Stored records
——
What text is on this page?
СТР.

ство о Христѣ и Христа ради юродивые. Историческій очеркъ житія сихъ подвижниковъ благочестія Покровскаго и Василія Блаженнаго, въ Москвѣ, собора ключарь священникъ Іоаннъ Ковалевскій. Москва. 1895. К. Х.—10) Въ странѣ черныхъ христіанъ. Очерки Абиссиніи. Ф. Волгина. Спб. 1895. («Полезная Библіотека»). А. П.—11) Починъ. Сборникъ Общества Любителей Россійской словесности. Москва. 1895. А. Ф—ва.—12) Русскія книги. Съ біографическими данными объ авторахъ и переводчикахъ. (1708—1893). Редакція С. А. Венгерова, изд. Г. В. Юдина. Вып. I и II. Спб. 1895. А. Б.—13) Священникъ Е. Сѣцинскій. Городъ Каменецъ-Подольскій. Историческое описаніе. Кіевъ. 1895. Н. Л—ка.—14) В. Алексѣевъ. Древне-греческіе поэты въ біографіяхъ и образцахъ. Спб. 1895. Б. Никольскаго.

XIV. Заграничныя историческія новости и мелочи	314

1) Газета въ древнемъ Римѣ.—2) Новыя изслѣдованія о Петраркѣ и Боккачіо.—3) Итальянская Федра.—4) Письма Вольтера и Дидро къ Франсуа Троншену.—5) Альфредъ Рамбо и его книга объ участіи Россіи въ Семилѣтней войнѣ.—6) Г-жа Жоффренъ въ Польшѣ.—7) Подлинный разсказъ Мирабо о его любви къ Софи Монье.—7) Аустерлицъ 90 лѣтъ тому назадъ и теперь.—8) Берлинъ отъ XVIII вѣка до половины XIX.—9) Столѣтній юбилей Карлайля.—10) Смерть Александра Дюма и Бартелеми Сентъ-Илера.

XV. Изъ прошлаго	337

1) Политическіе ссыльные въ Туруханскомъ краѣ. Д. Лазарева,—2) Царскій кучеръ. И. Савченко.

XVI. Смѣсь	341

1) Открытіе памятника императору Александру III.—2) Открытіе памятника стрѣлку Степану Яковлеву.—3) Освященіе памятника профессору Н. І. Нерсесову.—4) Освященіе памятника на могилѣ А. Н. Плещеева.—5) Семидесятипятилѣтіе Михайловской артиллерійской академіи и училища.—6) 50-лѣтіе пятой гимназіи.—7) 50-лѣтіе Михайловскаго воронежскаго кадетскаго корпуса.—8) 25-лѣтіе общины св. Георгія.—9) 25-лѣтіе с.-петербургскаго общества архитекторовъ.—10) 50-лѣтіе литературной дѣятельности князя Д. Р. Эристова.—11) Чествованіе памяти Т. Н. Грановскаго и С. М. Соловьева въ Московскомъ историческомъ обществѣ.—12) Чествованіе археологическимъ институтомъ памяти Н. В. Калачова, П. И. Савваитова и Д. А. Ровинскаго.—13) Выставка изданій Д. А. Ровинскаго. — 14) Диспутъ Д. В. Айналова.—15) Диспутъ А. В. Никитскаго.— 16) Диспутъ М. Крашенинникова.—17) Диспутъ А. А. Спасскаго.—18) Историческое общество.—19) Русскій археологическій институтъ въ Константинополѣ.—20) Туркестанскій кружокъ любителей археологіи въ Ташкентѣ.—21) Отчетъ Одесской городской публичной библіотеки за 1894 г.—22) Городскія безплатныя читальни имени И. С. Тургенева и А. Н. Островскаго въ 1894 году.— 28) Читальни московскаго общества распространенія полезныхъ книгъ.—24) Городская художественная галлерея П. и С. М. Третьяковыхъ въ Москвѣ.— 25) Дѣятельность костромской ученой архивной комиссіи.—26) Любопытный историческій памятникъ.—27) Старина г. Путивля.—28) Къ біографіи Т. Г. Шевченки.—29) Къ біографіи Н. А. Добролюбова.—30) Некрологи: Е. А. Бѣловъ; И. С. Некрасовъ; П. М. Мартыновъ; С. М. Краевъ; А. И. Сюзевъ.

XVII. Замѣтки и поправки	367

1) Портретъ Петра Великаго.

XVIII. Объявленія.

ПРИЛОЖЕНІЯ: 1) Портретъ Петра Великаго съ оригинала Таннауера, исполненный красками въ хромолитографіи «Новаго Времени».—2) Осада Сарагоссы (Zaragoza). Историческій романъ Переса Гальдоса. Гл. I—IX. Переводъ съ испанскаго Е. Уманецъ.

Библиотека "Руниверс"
——
From the entries above, copy each line holding "Портретъ".

1) Портретъ Петра Великаго.
ПРИЛОЖЕНІЯ: 1) Портретъ Петра Великаго съ оригинала Таннауера, исполненный красками въ хромолитографіи «Новаго Времени».—2) Осада Сарагоссы (Zaragoza). Историческій романъ Переса Гальдоса. Гл. I—IX. Переводъ съ испанскаго Е. Уманецъ.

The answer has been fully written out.